*EXERCISE OBJECTIVE*: Gather up the lines that contain "diameter".

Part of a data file
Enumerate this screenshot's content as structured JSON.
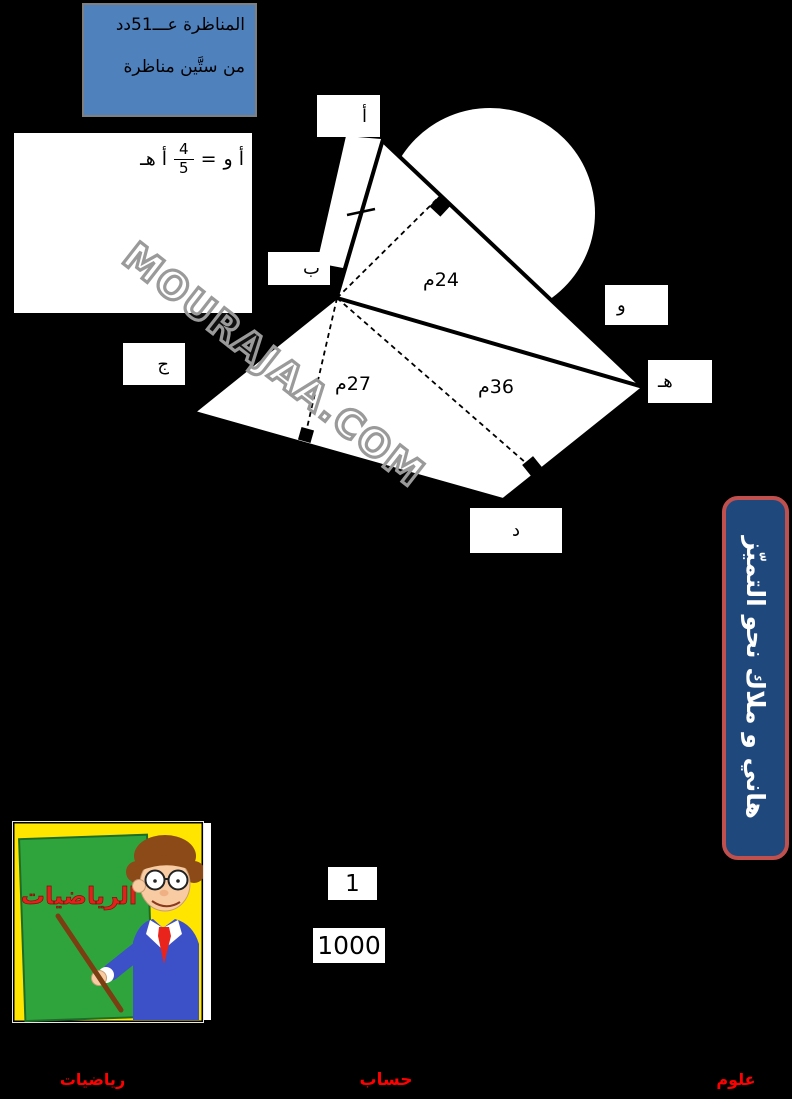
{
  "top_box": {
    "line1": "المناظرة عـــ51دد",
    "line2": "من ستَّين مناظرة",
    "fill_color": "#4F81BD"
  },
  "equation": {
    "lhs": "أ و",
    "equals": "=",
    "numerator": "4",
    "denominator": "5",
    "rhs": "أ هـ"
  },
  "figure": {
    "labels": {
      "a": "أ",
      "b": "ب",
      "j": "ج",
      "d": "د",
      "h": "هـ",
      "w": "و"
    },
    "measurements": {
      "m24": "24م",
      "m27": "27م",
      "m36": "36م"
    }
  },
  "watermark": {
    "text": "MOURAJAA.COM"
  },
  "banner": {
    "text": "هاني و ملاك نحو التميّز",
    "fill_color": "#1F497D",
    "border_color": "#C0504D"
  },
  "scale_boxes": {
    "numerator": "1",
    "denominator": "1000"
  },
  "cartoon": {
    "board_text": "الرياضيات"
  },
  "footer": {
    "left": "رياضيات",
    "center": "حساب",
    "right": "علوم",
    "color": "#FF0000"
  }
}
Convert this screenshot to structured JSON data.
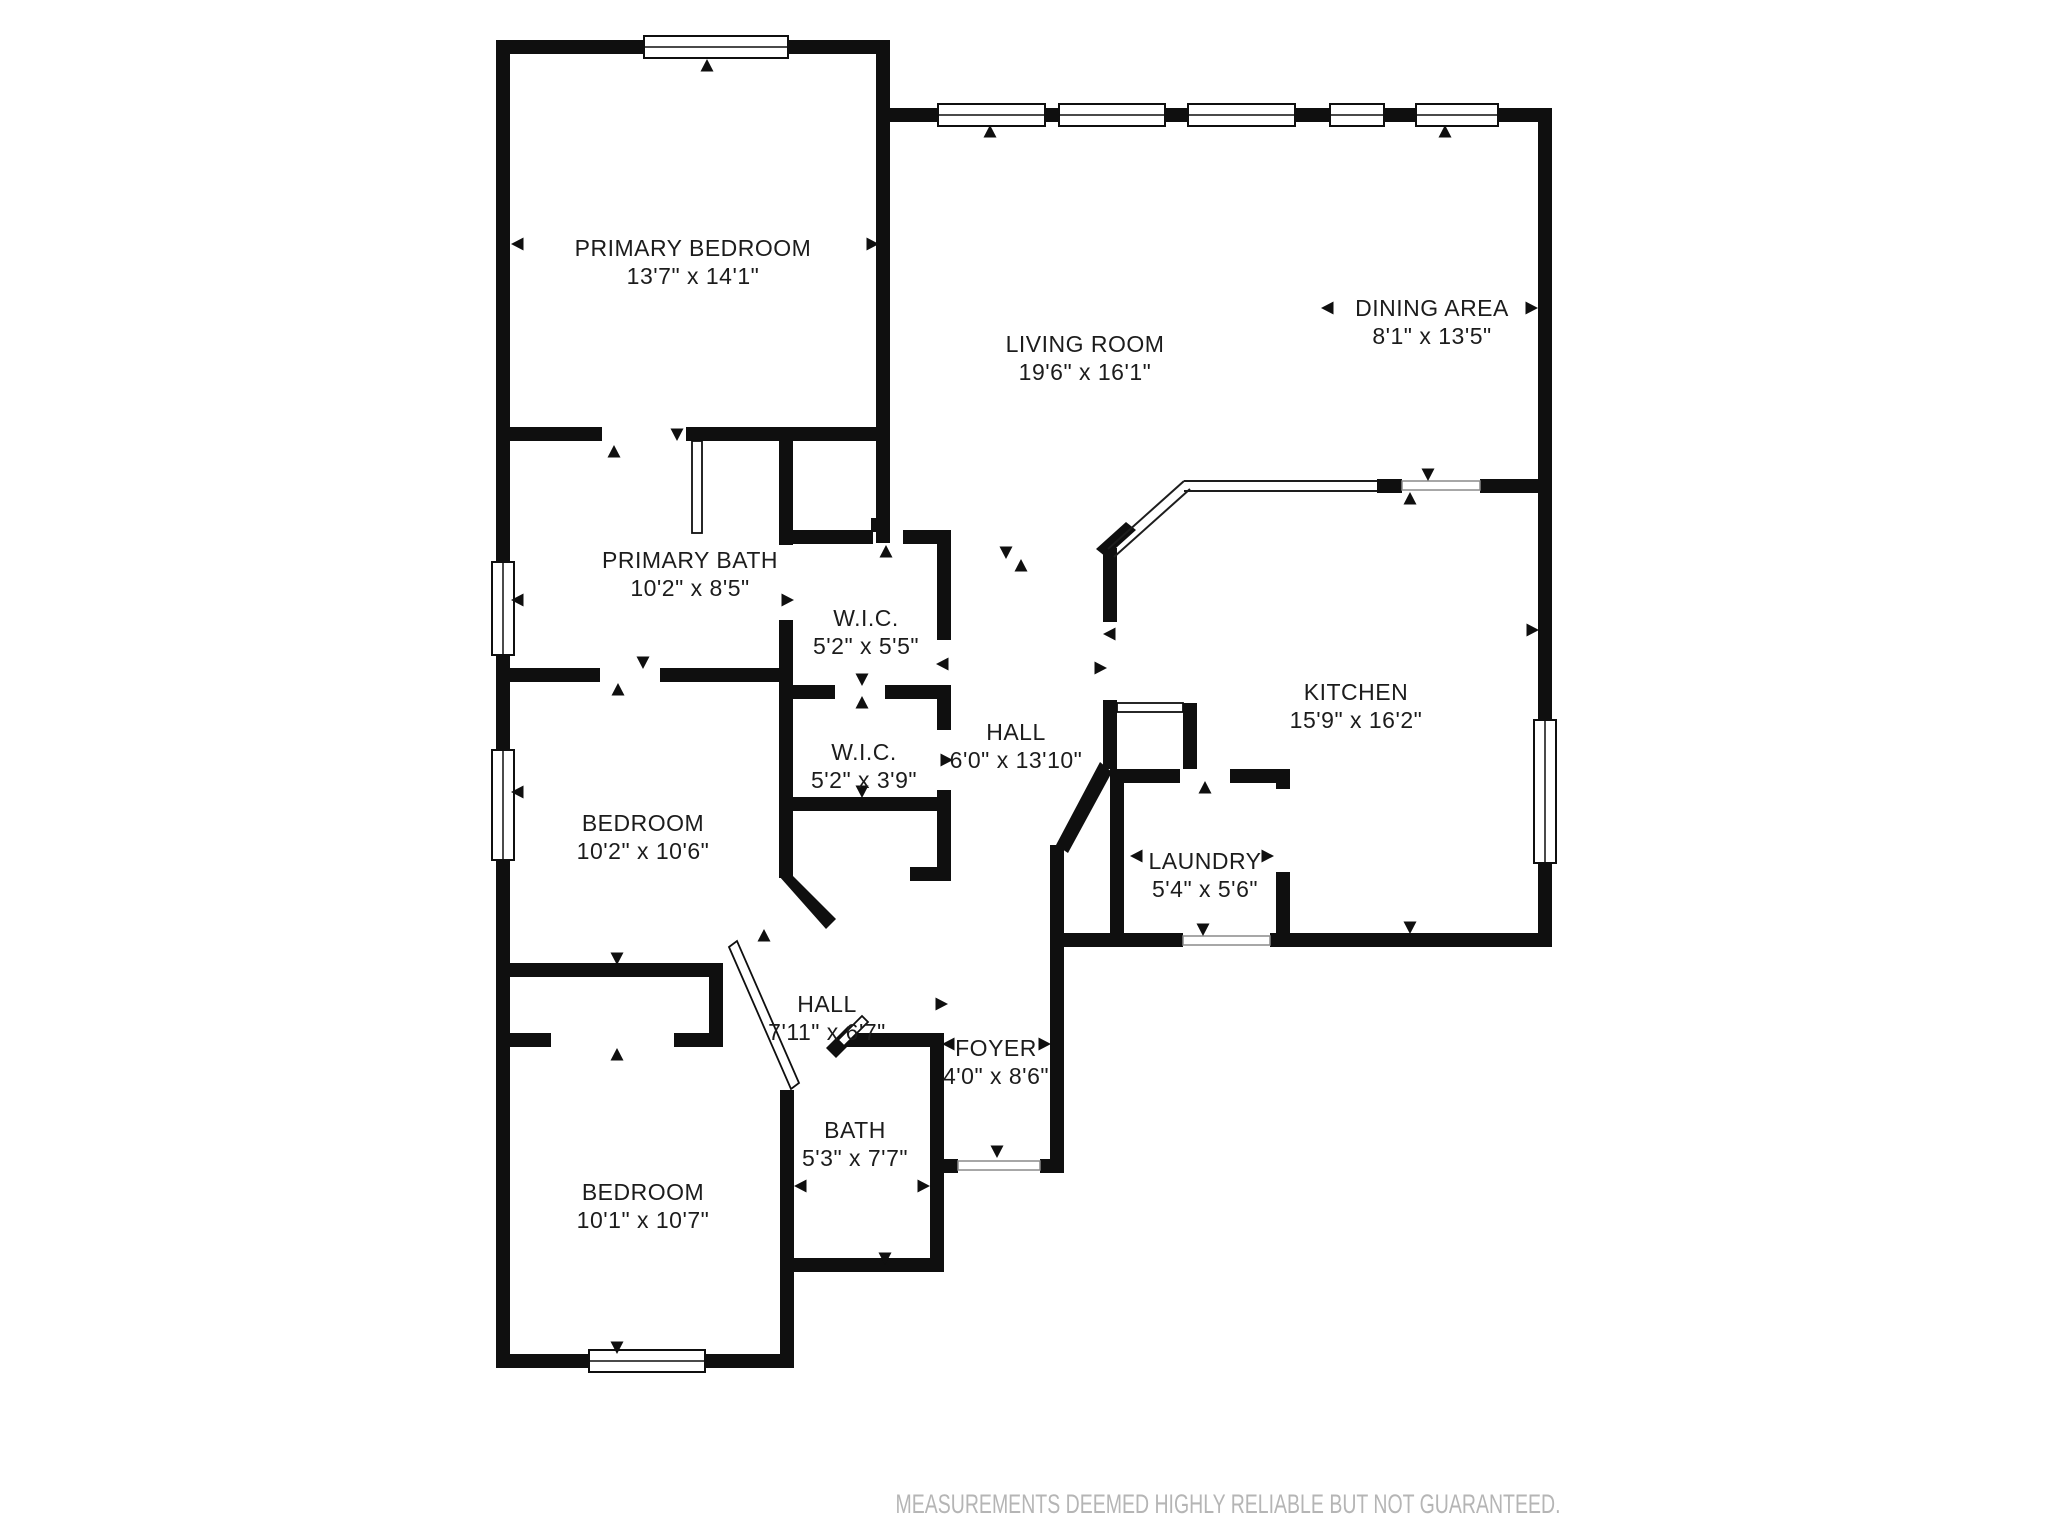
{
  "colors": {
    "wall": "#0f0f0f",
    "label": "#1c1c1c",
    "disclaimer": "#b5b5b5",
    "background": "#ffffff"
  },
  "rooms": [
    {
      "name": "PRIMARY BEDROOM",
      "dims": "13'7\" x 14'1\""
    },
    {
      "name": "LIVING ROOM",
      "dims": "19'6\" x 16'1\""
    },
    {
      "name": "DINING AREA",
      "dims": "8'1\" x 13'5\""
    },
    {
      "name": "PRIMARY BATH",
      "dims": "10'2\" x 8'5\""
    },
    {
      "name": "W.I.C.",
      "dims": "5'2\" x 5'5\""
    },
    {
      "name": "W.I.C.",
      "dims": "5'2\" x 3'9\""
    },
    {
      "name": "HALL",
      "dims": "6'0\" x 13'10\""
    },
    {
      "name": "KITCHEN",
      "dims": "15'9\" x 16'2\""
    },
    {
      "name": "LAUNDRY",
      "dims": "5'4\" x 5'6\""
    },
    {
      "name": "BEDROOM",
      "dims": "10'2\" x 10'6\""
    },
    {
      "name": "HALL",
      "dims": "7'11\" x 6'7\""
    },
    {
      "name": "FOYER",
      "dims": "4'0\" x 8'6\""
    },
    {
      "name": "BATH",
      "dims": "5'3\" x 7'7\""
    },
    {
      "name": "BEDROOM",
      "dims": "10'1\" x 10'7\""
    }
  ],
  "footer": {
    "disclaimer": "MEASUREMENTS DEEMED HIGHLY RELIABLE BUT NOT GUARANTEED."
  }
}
...
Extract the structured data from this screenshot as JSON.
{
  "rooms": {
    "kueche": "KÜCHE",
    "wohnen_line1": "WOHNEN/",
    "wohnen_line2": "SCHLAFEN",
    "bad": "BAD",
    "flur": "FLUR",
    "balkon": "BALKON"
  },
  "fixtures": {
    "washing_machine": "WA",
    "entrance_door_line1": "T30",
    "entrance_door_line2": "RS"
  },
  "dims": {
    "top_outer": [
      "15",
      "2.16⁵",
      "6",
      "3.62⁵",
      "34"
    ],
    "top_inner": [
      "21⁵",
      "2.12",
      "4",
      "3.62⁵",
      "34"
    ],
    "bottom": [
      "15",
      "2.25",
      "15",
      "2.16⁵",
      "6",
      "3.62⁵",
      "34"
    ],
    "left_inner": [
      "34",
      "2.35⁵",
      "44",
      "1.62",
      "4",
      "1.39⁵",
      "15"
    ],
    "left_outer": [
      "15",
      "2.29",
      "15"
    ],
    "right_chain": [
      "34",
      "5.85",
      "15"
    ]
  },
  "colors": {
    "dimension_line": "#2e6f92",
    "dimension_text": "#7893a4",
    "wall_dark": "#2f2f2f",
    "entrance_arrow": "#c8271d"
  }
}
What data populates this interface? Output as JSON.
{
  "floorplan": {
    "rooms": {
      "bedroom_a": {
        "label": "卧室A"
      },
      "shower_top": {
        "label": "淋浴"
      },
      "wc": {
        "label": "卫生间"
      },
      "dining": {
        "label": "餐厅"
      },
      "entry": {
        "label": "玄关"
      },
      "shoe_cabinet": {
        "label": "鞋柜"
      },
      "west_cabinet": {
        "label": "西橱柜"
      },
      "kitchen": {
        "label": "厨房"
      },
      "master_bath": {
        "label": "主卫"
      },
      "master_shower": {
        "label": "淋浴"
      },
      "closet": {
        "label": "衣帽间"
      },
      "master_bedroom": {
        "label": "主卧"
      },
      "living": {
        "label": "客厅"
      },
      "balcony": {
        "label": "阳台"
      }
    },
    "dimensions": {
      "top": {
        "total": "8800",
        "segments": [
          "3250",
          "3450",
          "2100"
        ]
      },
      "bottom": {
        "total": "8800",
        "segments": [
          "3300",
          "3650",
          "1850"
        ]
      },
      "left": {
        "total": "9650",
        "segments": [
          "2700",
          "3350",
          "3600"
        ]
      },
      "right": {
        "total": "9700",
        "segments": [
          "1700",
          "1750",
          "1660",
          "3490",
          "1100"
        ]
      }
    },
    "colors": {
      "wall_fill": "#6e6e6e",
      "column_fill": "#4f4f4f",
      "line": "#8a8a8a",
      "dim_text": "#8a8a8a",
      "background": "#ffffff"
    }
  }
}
--
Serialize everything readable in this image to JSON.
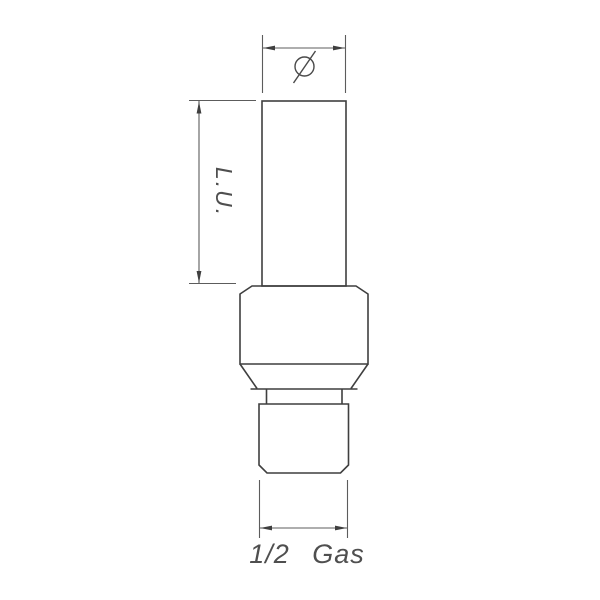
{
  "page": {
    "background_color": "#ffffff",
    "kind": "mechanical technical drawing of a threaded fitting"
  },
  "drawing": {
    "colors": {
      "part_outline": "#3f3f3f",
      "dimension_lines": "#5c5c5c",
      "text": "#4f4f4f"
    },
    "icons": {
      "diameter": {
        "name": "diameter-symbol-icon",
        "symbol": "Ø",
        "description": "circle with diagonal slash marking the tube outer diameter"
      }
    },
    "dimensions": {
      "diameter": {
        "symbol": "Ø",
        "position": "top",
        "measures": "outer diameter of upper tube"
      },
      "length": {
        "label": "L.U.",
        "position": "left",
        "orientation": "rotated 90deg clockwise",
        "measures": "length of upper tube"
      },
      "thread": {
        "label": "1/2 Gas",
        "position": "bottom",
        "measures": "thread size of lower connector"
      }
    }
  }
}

*OUTPUT FOR THIS EXERCISE*:
      "diameter": {
        "name": "diameter-symbol-icon",
        "description": "circle with diagonal slash marking the tube outer diameter"
      "diameter": {
        "measures": "outer diameter of upper tube"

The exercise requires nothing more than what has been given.